──────── Dataset entries ────────
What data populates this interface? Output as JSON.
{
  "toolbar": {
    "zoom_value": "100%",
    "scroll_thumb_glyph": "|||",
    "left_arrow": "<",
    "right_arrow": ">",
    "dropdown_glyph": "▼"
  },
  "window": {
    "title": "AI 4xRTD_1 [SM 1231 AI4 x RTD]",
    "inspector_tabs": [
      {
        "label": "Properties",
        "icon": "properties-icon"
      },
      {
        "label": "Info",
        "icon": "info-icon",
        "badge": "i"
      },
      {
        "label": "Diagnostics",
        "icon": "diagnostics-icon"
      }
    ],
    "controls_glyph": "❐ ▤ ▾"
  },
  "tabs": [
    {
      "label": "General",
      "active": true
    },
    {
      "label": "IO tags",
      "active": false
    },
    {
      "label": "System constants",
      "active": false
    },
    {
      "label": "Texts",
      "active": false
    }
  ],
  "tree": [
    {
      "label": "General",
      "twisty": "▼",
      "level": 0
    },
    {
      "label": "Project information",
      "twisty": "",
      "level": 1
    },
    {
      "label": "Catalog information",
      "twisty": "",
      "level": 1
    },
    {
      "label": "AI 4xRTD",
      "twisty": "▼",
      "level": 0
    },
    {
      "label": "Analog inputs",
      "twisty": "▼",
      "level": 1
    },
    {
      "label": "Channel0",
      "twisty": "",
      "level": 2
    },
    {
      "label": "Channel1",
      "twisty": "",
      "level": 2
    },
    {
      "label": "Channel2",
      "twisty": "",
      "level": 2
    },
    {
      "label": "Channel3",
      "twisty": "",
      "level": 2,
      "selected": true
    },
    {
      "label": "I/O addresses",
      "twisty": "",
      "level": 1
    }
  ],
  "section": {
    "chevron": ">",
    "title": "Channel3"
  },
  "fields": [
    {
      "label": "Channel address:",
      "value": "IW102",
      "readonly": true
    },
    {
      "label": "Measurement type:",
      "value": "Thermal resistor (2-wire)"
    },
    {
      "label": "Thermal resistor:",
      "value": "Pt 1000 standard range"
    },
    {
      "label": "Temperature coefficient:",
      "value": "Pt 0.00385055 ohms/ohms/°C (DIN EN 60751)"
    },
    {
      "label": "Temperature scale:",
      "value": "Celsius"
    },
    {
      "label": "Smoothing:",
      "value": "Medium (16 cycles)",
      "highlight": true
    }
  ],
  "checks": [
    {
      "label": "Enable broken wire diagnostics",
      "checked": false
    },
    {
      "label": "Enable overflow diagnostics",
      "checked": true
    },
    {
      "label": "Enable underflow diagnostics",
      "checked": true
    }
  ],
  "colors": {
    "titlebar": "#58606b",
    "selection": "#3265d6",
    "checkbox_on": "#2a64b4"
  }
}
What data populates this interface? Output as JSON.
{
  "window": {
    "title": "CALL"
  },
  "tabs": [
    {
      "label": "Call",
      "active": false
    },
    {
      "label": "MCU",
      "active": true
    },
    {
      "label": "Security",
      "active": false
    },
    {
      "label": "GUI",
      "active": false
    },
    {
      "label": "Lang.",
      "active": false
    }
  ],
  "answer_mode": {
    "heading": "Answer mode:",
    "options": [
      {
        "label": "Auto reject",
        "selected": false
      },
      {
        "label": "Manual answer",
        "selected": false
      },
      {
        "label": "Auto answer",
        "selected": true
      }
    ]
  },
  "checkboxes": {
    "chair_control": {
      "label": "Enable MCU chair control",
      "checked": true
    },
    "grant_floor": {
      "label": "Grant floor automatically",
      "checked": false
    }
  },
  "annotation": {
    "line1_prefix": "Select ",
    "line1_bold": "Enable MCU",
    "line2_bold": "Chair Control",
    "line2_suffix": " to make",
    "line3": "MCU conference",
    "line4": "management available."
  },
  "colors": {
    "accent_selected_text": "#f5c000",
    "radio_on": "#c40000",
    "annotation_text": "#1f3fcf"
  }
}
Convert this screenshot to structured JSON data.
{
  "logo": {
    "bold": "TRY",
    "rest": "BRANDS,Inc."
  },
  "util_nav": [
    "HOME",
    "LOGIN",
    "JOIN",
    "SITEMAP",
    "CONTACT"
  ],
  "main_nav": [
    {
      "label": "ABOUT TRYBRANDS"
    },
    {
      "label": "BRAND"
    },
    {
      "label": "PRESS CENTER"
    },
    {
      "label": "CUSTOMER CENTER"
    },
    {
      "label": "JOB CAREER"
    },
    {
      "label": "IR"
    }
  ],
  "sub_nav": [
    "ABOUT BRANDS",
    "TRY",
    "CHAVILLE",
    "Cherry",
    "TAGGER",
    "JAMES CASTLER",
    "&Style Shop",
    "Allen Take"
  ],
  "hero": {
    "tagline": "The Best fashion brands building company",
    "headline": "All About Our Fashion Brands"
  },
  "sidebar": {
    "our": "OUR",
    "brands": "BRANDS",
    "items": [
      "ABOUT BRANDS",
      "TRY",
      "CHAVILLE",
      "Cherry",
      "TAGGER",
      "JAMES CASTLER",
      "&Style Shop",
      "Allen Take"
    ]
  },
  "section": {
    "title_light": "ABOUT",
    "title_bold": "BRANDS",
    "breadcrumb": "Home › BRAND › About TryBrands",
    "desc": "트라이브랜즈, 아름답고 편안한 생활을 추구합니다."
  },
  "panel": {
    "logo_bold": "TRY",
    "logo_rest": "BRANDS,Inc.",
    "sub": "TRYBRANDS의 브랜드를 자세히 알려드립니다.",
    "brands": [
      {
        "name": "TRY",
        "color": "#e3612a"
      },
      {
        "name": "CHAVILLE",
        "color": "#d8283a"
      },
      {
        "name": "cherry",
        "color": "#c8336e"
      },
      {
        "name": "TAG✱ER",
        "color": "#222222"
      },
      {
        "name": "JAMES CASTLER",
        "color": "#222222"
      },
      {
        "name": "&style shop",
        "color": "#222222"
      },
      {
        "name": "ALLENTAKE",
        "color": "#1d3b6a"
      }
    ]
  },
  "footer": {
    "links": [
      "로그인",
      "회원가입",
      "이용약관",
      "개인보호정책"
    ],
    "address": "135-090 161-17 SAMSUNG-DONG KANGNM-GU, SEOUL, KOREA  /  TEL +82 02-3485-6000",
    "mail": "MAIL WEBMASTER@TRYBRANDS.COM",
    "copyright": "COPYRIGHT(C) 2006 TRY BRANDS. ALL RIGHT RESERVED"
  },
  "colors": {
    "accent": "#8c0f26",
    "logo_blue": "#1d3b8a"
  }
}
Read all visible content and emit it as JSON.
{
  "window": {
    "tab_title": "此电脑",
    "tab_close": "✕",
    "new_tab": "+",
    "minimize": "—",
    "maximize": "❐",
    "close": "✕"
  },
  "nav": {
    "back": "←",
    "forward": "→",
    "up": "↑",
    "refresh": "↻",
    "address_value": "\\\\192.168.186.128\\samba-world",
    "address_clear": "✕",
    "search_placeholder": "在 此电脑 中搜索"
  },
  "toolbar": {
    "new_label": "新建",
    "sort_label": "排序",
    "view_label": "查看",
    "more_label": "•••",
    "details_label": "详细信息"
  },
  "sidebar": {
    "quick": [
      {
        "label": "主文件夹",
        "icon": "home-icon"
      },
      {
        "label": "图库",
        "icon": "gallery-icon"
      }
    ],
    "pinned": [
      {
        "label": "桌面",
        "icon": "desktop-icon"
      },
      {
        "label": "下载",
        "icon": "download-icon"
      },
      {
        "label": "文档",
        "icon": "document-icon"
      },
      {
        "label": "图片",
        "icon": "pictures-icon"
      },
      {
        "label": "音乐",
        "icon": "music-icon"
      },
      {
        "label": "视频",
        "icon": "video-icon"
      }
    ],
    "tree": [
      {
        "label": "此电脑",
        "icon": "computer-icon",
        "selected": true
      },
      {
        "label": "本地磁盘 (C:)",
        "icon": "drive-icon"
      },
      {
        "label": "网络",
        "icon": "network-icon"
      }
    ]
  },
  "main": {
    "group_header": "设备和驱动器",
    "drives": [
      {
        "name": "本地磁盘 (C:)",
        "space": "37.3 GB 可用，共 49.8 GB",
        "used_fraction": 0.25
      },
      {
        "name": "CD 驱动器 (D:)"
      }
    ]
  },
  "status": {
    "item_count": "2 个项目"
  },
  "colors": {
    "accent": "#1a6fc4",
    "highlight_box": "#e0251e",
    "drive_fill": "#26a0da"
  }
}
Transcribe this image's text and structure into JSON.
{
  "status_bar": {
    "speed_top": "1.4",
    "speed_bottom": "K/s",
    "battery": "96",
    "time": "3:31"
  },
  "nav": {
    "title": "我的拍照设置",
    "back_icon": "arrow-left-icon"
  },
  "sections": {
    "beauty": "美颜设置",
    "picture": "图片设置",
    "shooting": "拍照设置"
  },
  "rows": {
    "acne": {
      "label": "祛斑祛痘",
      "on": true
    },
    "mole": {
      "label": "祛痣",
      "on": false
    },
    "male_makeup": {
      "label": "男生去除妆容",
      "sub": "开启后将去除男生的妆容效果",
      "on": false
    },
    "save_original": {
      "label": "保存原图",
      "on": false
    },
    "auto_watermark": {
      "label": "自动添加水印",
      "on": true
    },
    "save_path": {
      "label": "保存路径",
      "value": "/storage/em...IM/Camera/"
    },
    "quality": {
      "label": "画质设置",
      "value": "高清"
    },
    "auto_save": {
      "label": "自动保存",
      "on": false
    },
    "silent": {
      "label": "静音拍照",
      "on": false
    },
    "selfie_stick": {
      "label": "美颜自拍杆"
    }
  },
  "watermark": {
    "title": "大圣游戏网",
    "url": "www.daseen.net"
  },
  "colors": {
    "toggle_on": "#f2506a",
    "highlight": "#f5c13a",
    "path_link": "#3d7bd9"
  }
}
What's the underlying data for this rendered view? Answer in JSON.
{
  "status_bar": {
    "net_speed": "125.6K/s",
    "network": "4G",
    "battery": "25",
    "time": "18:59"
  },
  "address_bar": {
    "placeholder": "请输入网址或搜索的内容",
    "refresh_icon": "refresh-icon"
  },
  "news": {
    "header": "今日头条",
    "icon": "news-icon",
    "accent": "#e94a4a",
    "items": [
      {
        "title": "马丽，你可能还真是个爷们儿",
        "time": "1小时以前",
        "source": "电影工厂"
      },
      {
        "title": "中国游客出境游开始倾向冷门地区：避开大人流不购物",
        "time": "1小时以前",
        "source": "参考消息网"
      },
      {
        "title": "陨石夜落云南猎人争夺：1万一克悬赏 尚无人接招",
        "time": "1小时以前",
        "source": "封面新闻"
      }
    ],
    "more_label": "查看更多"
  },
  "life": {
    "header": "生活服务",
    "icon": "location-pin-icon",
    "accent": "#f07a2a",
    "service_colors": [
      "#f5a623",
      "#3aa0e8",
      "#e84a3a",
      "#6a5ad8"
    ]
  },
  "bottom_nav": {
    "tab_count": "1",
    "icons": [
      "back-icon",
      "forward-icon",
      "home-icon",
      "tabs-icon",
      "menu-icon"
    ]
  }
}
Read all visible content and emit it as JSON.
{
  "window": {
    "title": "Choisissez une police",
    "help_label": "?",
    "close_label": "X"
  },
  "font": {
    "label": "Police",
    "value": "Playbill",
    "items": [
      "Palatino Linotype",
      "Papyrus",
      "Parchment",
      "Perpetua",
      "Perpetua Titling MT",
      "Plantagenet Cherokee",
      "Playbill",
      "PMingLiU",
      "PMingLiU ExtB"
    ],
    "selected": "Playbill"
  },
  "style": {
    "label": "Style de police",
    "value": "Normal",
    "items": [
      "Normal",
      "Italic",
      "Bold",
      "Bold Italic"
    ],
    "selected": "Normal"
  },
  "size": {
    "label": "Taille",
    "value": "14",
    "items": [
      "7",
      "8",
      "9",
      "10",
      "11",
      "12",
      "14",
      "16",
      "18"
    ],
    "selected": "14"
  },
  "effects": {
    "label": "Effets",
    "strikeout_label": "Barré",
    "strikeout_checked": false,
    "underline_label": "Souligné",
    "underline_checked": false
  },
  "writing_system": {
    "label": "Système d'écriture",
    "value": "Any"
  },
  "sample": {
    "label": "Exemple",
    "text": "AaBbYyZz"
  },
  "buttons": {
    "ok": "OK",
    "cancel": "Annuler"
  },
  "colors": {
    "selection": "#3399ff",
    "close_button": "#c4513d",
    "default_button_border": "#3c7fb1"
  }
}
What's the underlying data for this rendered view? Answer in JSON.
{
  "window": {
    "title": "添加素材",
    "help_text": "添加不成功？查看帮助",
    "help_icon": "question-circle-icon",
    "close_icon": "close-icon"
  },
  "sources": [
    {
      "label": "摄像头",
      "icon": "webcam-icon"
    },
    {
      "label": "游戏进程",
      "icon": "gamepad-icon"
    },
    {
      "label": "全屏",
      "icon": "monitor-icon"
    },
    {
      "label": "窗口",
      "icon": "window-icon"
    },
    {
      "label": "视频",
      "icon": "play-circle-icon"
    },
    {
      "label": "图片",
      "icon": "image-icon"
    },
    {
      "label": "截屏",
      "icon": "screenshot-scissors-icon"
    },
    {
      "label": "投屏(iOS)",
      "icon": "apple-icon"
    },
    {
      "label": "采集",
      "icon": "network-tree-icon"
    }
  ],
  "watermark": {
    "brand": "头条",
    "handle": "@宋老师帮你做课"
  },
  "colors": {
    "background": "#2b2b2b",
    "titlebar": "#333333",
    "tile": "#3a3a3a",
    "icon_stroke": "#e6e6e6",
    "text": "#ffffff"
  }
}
────────
▶ **What to do**:
Using the listing above, state the number of lines that hold "wire", with no other text.

▶ **Problem solution**:
2